** Begin Data to process **

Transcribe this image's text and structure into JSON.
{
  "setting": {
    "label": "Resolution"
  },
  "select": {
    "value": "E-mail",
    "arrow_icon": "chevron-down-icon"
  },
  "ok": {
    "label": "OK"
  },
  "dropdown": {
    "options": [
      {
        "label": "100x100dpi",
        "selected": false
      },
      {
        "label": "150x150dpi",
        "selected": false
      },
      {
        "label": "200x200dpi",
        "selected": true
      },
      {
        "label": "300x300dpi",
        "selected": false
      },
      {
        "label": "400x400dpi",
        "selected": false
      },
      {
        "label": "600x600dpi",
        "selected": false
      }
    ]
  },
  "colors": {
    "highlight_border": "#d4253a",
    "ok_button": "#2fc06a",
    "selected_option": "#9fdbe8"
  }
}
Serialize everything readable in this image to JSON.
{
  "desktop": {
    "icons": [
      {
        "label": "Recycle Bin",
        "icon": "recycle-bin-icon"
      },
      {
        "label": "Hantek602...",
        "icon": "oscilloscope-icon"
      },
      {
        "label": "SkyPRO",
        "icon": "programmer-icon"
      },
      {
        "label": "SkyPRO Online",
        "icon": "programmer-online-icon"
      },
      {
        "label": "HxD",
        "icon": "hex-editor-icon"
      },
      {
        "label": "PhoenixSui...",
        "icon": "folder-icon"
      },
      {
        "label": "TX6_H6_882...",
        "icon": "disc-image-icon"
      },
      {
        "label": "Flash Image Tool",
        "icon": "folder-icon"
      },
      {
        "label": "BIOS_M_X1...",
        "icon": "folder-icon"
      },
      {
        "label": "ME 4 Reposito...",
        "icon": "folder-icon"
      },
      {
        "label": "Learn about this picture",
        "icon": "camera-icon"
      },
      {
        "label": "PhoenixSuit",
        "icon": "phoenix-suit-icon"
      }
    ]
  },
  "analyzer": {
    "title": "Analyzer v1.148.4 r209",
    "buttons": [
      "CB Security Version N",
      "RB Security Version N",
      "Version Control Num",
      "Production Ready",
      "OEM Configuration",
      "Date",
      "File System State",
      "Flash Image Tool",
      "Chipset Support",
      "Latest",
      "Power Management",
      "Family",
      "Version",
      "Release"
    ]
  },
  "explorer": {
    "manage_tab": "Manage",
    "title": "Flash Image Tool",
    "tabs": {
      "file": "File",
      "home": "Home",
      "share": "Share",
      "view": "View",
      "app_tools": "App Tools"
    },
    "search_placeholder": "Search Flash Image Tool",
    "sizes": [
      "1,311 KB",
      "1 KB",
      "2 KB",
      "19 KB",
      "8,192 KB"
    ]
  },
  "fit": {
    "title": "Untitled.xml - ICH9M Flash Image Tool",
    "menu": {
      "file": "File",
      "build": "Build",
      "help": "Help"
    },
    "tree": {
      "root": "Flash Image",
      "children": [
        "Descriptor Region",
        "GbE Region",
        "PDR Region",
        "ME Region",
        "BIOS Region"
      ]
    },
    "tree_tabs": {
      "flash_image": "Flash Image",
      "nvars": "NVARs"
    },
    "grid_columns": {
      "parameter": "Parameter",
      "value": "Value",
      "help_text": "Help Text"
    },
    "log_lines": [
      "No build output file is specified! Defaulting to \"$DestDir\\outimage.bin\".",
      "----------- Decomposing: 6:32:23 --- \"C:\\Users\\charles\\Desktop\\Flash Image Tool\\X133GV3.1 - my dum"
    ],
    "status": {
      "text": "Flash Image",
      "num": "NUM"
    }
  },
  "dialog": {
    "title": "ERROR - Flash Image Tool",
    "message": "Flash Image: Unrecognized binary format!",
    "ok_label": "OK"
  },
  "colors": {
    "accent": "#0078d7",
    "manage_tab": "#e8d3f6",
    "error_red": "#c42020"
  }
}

** End Data to process **

## Your instructions
Find the word "this" and list each line it appears in.

## Exercise solution
Transcribe this image's text and structure into JSON.
Serialize everything readable in this image to JSON.
        "label": "Learn about this picture",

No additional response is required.